[Visual layout records]
========================================================================

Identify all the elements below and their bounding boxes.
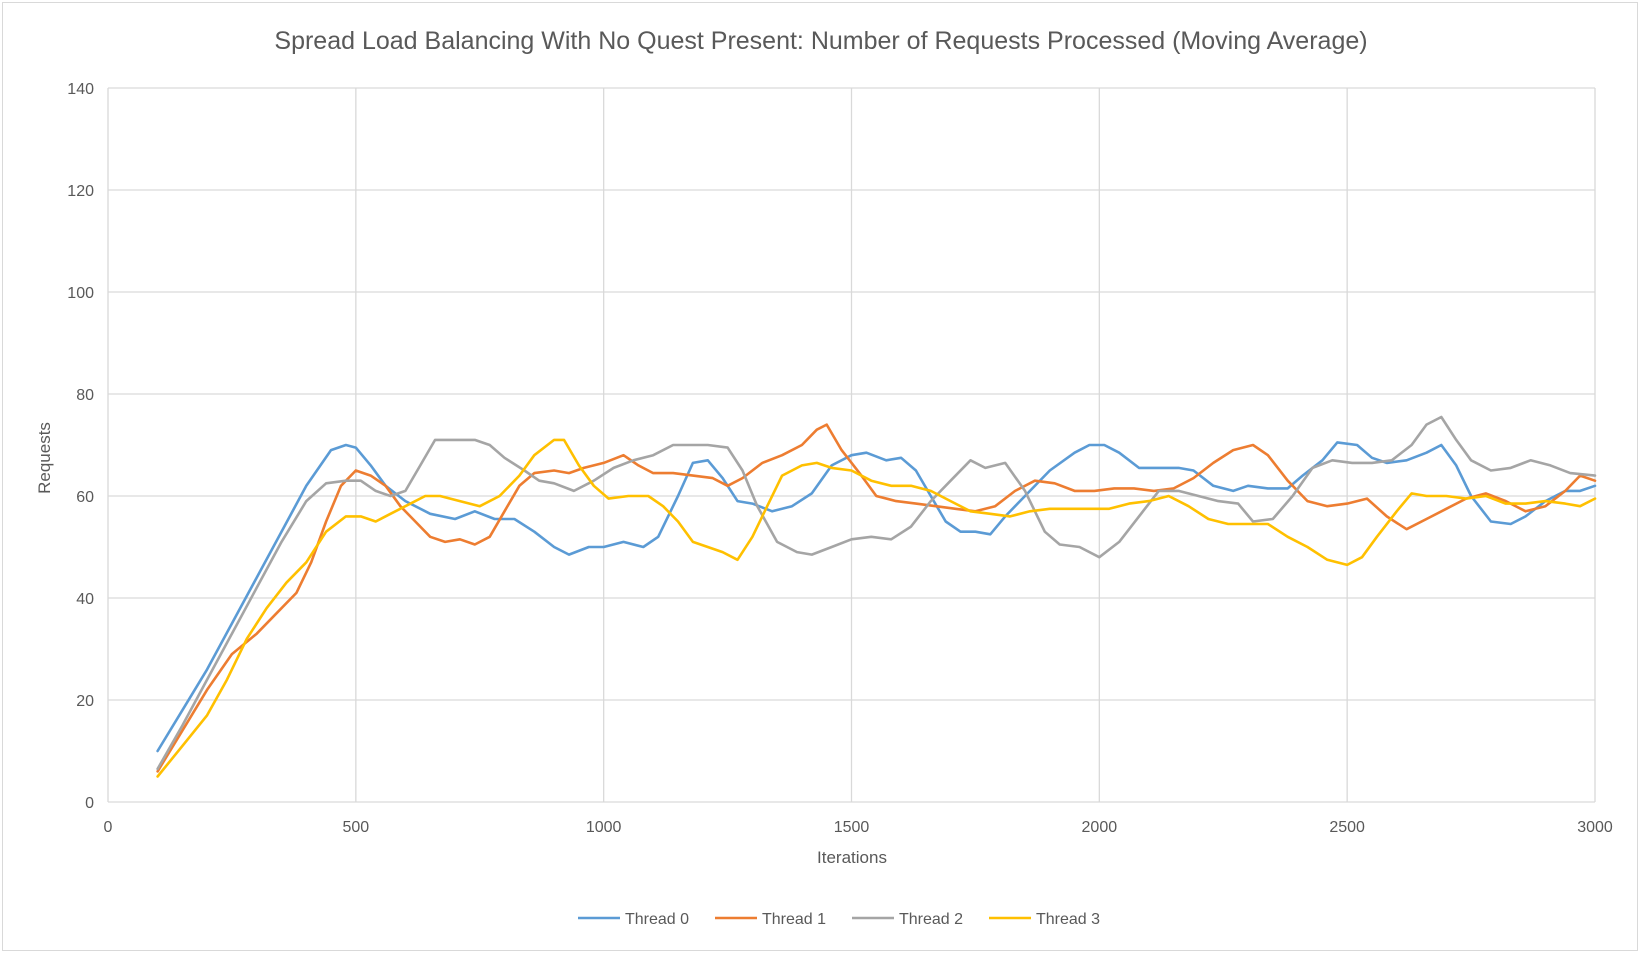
legend-label: Thread 0 xyxy=(625,911,689,928)
series-line-thread-3 xyxy=(156,438,1597,778)
y-tick-label: 120 xyxy=(67,183,94,200)
chart-title: Spread Load Balancing With No Quest Pres… xyxy=(274,27,1367,55)
x-tick-label: 1500 xyxy=(834,819,870,836)
x-tick-label: 1000 xyxy=(586,819,622,836)
y-tick-label: 140 xyxy=(67,81,94,98)
y-tick-label: 0 xyxy=(85,795,94,812)
legend-label: Thread 1 xyxy=(762,911,826,928)
x-tick-label: 500 xyxy=(342,819,369,836)
x-tick-label: 0 xyxy=(104,819,113,836)
x-tick-label: 3000 xyxy=(1577,819,1613,836)
x-tick-label: 2000 xyxy=(1082,819,1118,836)
legend-label: Thread 2 xyxy=(899,911,963,928)
y-tick-label: 40 xyxy=(76,591,94,608)
y-axis-ticks: 0 20 40 60 80 100 120 140 xyxy=(67,81,94,812)
legend: Thread 0 Thread 1 Thread 2 Thread 3 xyxy=(578,911,1100,928)
series-line-thread-2 xyxy=(156,415,1597,771)
series-line-thread-0 xyxy=(156,441,1597,753)
x-axis-ticks: 0 500 1000 1500 2000 2500 3000 xyxy=(104,819,1613,836)
legend-label: Thread 3 xyxy=(1036,911,1100,928)
y-tick-label: 60 xyxy=(76,489,94,506)
series-lines xyxy=(156,415,1597,778)
y-axis-title: Requests xyxy=(35,422,54,494)
gridlines xyxy=(107,87,1596,803)
y-tick-label: 80 xyxy=(76,387,94,404)
x-axis-title: Iterations xyxy=(817,848,887,867)
y-tick-label: 20 xyxy=(76,693,94,710)
x-tick-label: 2500 xyxy=(1329,819,1365,836)
y-tick-label: 100 xyxy=(67,285,94,302)
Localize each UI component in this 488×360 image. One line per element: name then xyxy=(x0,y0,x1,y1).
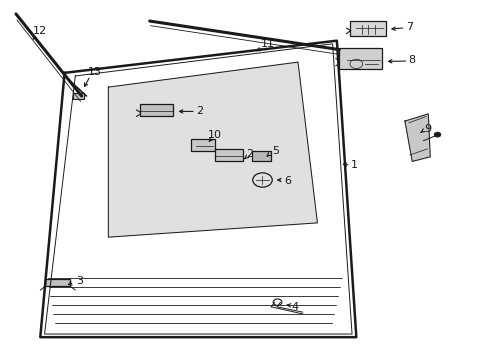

========================================================================

• Exercise requirements: Write out all of the records above line for line, leaving out the pictures.

• Response below:
Identify all the elements below and their bounding boxes.
legend-label: Thread 0 xyxy=(625,911,689,928)
series-line-thread-3 xyxy=(156,438,1597,778)
y-tick-label: 120 xyxy=(67,183,94,200)
chart-title: Spread Load Balancing With No Quest Pres… xyxy=(274,27,1367,55)
x-tick-label: 1500 xyxy=(834,819,870,836)
x-tick-label: 1000 xyxy=(586,819,622,836)
y-tick-label: 140 xyxy=(67,81,94,98)
y-tick-label: 0 xyxy=(85,795,94,812)
legend-label: Thread 1 xyxy=(762,911,826,928)
x-tick-label: 500 xyxy=(342,819,369,836)
x-tick-label: 0 xyxy=(104,819,113,836)
x-tick-label: 3000 xyxy=(1577,819,1613,836)
x-tick-label: 2000 xyxy=(1082,819,1118,836)
legend-label: Thread 2 xyxy=(899,911,963,928)
y-tick-label: 40 xyxy=(76,591,94,608)
y-axis-ticks: 0 20 40 60 80 100 120 140 xyxy=(67,81,94,812)
legend: Thread 0 Thread 1 Thread 2 Thread 3 xyxy=(578,911,1100,928)
series-line-thread-2 xyxy=(156,415,1597,771)
series-line-thread-0 xyxy=(156,441,1597,753)
x-axis-ticks: 0 500 1000 1500 2000 2500 3000 xyxy=(104,819,1613,836)
legend-label: Thread 3 xyxy=(1036,911,1100,928)
y-tick-label: 60 xyxy=(76,489,94,506)
series-lines xyxy=(156,415,1597,778)
y-axis-title: Requests xyxy=(35,422,54,494)
gridlines xyxy=(107,87,1596,803)
y-tick-label: 80 xyxy=(76,387,94,404)
x-axis-title: Iterations xyxy=(817,848,887,867)
y-tick-label: 20 xyxy=(76,693,94,710)
x-tick-label: 2500 xyxy=(1329,819,1365,836)
y-tick-label: 100 xyxy=(67,285,94,302)
Localize each UI component in this 488×360 image. One line per element: name then xyxy=(x0,y0,x1,y1).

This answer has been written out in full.